(Records shown):
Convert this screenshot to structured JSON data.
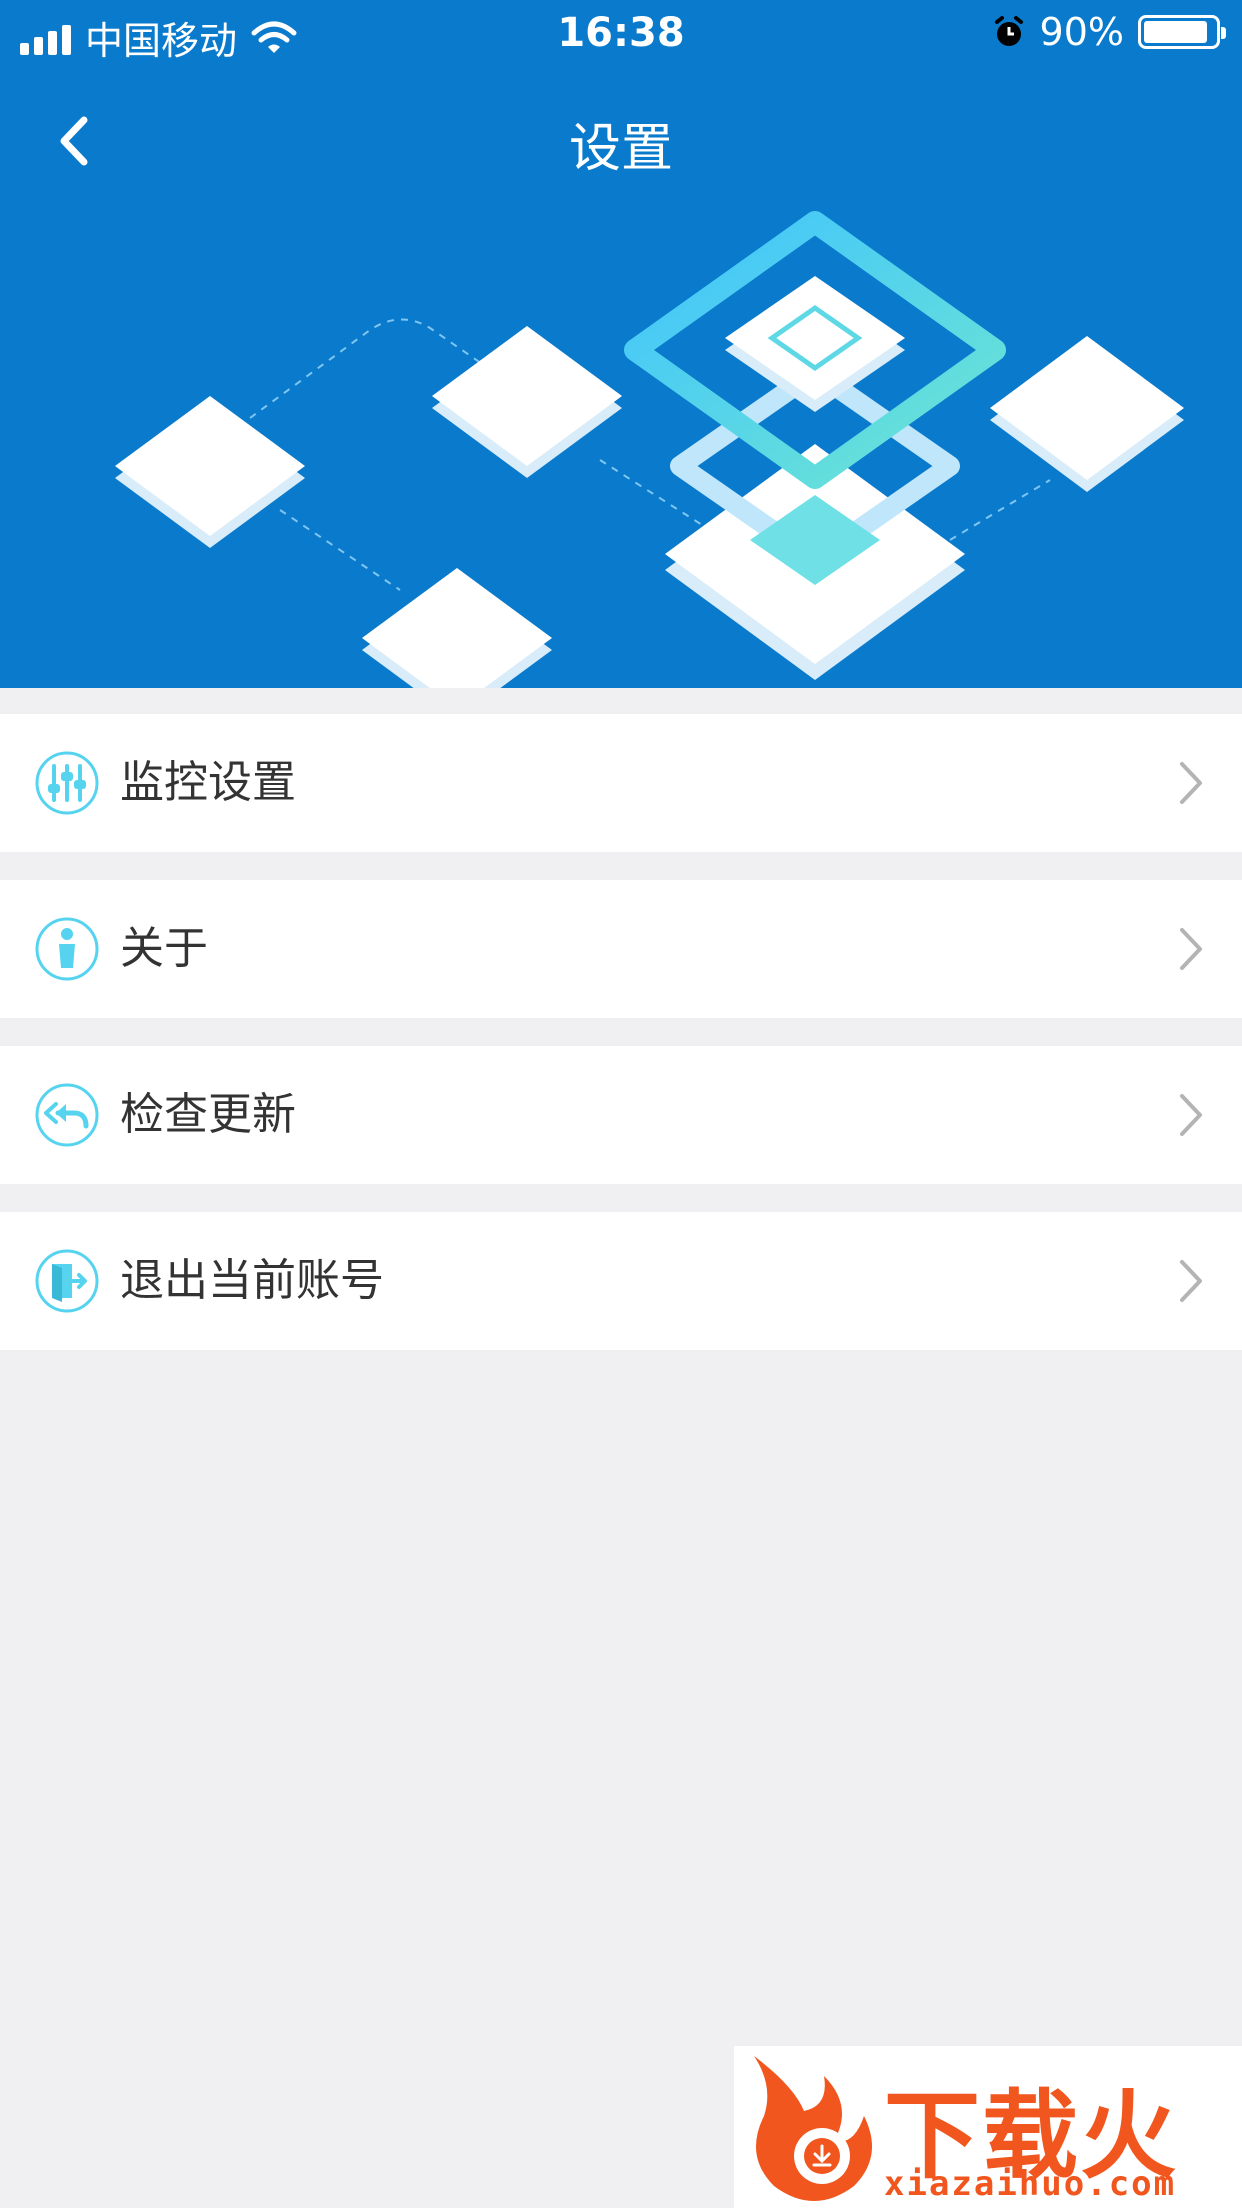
{
  "status_bar": {
    "carrier": "中国移动",
    "time": "16:38",
    "battery_percent": "90%",
    "battery_level": 0.9,
    "icons": [
      "signal-icon",
      "wifi-icon",
      "alarm-icon",
      "battery-icon"
    ]
  },
  "nav": {
    "title": "设置",
    "back_icon": "chevron-left-icon"
  },
  "menu": [
    {
      "label": "监控设置",
      "icon": "sliders-icon"
    },
    {
      "label": "关于",
      "icon": "person-icon"
    },
    {
      "label": "检查更新",
      "icon": "reply-all-icon"
    },
    {
      "label": "退出当前账号",
      "icon": "logout-icon"
    }
  ],
  "watermark": {
    "brand": "下载火",
    "url": "xiazaihuo.com"
  },
  "colors": {
    "header_bg": "#0a7acc",
    "page_bg": "#f0f0f2",
    "icon_cyan": "#55d3ef",
    "chevron": "#b4b4b4",
    "watermark": "#f0561d"
  }
}
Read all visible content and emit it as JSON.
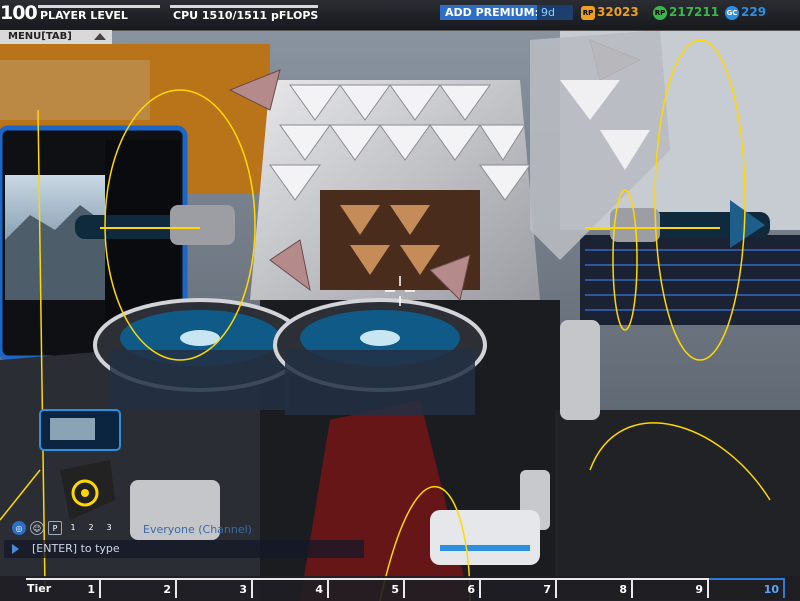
{
  "hud": {
    "level": "100",
    "level_label": "PLAYER LEVEL",
    "level_progress": 1.0,
    "cpu_text": "CPU  1510/1511 pFLOPS",
    "cpu_progress": 0.999,
    "premium_label": "ADD PREMIUM:",
    "premium_days": "9d",
    "robits": "32023",
    "robits_icon": "RP",
    "tech_points": "217211",
    "tech_icon": "RP",
    "cosmetic_credits": "229",
    "cosmetic_icon": "GC",
    "menu_label": "MENU[TAB]"
  },
  "chat": {
    "channel": "Everyone (Channel)",
    "input_hint": "[ENTER] to type",
    "icons": [
      "globe-icon",
      "team-icon",
      "party-icon",
      "1",
      "2",
      "3"
    ]
  },
  "tier": {
    "label": "Tier",
    "segments": [
      "1",
      "2",
      "3",
      "4",
      "5",
      "6",
      "7",
      "8",
      "9",
      "10"
    ],
    "active": "10"
  },
  "colors": {
    "accent_blue": "#2d6fc6",
    "robits": "#f0a020",
    "tech": "#3cb84a",
    "cosmetic": "#2d8fe0",
    "gizmo_yellow": "#ffd800"
  }
}
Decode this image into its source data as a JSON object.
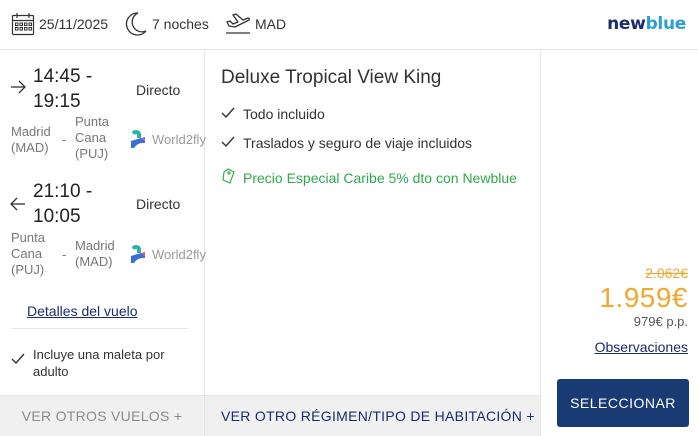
{
  "header": {
    "date": "25/11/2025",
    "nights": "7 noches",
    "origin": "MAD",
    "logo_part1": "new",
    "logo_part2": "blue"
  },
  "flights": [
    {
      "direction": "outbound",
      "depart": "14:45 -",
      "arrive": "19:15",
      "type": "Directo",
      "origin_city": "Madrid",
      "origin_code": "(MAD)",
      "dest_city1": "Punta",
      "dest_city2": "Cana",
      "dest_code": "(PUJ)",
      "airline": "World2fly"
    },
    {
      "direction": "return",
      "depart": "21:10 -",
      "arrive": "10:05",
      "type": "Directo",
      "origin_city1": "Punta",
      "origin_city2": "Cana",
      "origin_code": "(PUJ)",
      "dest_city": "Madrid",
      "dest_code": "(MAD)",
      "airline": "World2fly"
    }
  ],
  "flight_details_link": "Detalles del vuelo",
  "luggage": "Incluye una maleta por adulto",
  "footer_left": "VER OTROS VUELOS +",
  "room": {
    "title": "Deluxe Tropical View King",
    "features": [
      "Todo incluido",
      "Traslados y seguro de viaje incluidos"
    ],
    "promo": "Precio Especial Caribe 5% dto con Newblue"
  },
  "footer_mid": "VER OTRO RÉGIMEN/TIPO DE HABITACIÓN +",
  "pricing": {
    "old_price": "2.062€",
    "price": "1.959€",
    "per_person": "979€ p.p.",
    "observations": "Observaciones",
    "select_label": "SELECCIONAR"
  },
  "colors": {
    "brand_dark": "#1a2b6e",
    "brand_light": "#2a9fd6",
    "price": "#f0a830",
    "promo": "#2eaa4a",
    "button": "#1a3a74"
  }
}
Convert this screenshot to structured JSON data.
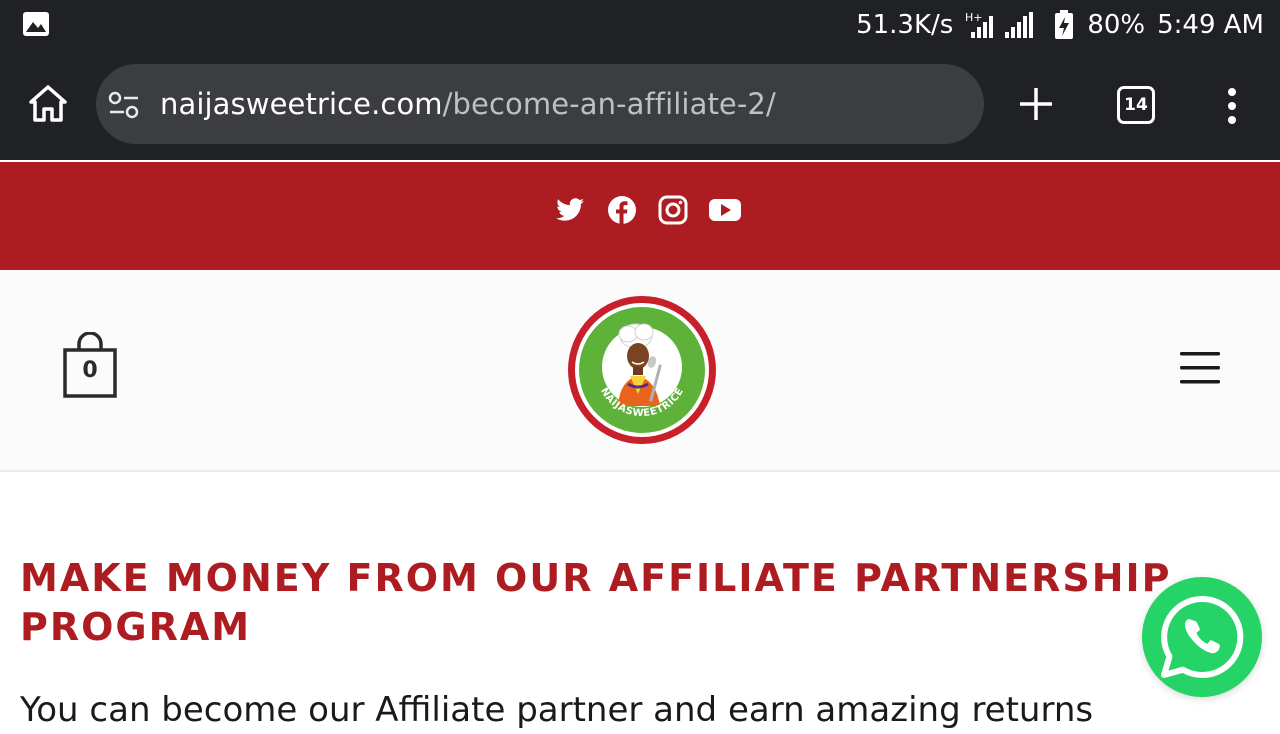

(Written request): Restate the entire listing word for word, excluding pictures.

(Worked answer):
Convert this screenshot to structured JSON data.
{
  "status_bar": {
    "carrier": "中国移动",
    "time": "16:38",
    "battery_percent": "90%",
    "battery_level": 0.9,
    "icons": [
      "signal-icon",
      "wifi-icon",
      "alarm-icon",
      "battery-icon"
    ]
  },
  "nav": {
    "title": "设置",
    "back_icon": "chevron-left-icon"
  },
  "menu": [
    {
      "label": "监控设置",
      "icon": "sliders-icon"
    },
    {
      "label": "关于",
      "icon": "person-icon"
    },
    {
      "label": "检查更新",
      "icon": "reply-all-icon"
    },
    {
      "label": "退出当前账号",
      "icon": "logout-icon"
    }
  ],
  "watermark": {
    "brand": "下载火",
    "url": "xiazaihuo.com"
  },
  "colors": {
    "header_bg": "#0a7acc",
    "page_bg": "#f0f0f2",
    "icon_cyan": "#55d3ef",
    "chevron": "#b4b4b4",
    "watermark": "#f0561d"
  }
}
Read all visible content and emit it as JSON.
{
  "hud": {
    "level": "100",
    "level_label": "PLAYER LEVEL",
    "level_progress": 1.0,
    "cpu_text": "CPU  1510/1511 pFLOPS",
    "cpu_progress": 0.999,
    "premium_label": "ADD PREMIUM:",
    "premium_days": "9d",
    "robits": "32023",
    "robits_icon": "RP",
    "tech_points": "217211",
    "tech_icon": "RP",
    "cosmetic_credits": "229",
    "cosmetic_icon": "GC",
    "menu_label": "MENU[TAB]"
  },
  "chat": {
    "channel": "Everyone (Channel)",
    "input_hint": "[ENTER] to type",
    "icons": [
      "globe-icon",
      "team-icon",
      "party-icon",
      "1",
      "2",
      "3"
    ]
  },
  "tier": {
    "label": "Tier",
    "segments": [
      "1",
      "2",
      "3",
      "4",
      "5",
      "6",
      "7",
      "8",
      "9",
      "10"
    ],
    "active": "10"
  },
  "colors": {
    "accent_blue": "#2d6fc6",
    "robits": "#f0a020",
    "tech": "#3cb84a",
    "cosmetic": "#2d8fe0",
    "gizmo_yellow": "#ffd800"
  }
}
Decode this image into its source data as a JSON object.
{
  "header": {
    "date": "25/11/2025",
    "nights": "7 noches",
    "origin": "MAD",
    "logo_part1": "new",
    "logo_part2": "blue"
  },
  "flights": [
    {
      "direction": "outbound",
      "depart": "14:45 -",
      "arrive": "19:15",
      "type": "Directo",
      "origin_city": "Madrid",
      "origin_code": "(MAD)",
      "dest_city1": "Punta",
      "dest_city2": "Cana",
      "dest_code": "(PUJ)",
      "airline": "World2fly"
    },
    {
      "direction": "return",
      "depart": "21:10 -",
      "arrive": "10:05",
      "type": "Directo",
      "origin_city1": "Punta",
      "origin_city2": "Cana",
      "origin_code": "(PUJ)",
      "dest_city": "Madrid",
      "dest_code": "(MAD)",
      "airline": "World2fly"
    }
  ],
  "flight_details_link": "Detalles del vuelo",
  "luggage": "Incluye una maleta por adulto",
  "footer_left": "VER OTROS VUELOS +",
  "room": {
    "title": "Deluxe Tropical View King",
    "features": [
      "Todo incluido",
      "Traslados y seguro de viaje incluidos"
    ],
    "promo": "Precio Especial Caribe 5% dto con Newblue"
  },
  "footer_mid": "VER OTRO RÉGIMEN/TIPO DE HABITACIÓN +",
  "pricing": {
    "old_price": "2.062€",
    "price": "1.959€",
    "per_person": "979€ p.p.",
    "observations": "Observaciones",
    "select_label": "SELECCIONAR"
  },
  "colors": {
    "brand_dark": "#1a2b6e",
    "brand_light": "#2a9fd6",
    "price": "#f0a830",
    "promo": "#2eaa4a",
    "button": "#1a3a74"
  }
}
Convert this screenshot to structured JSON data.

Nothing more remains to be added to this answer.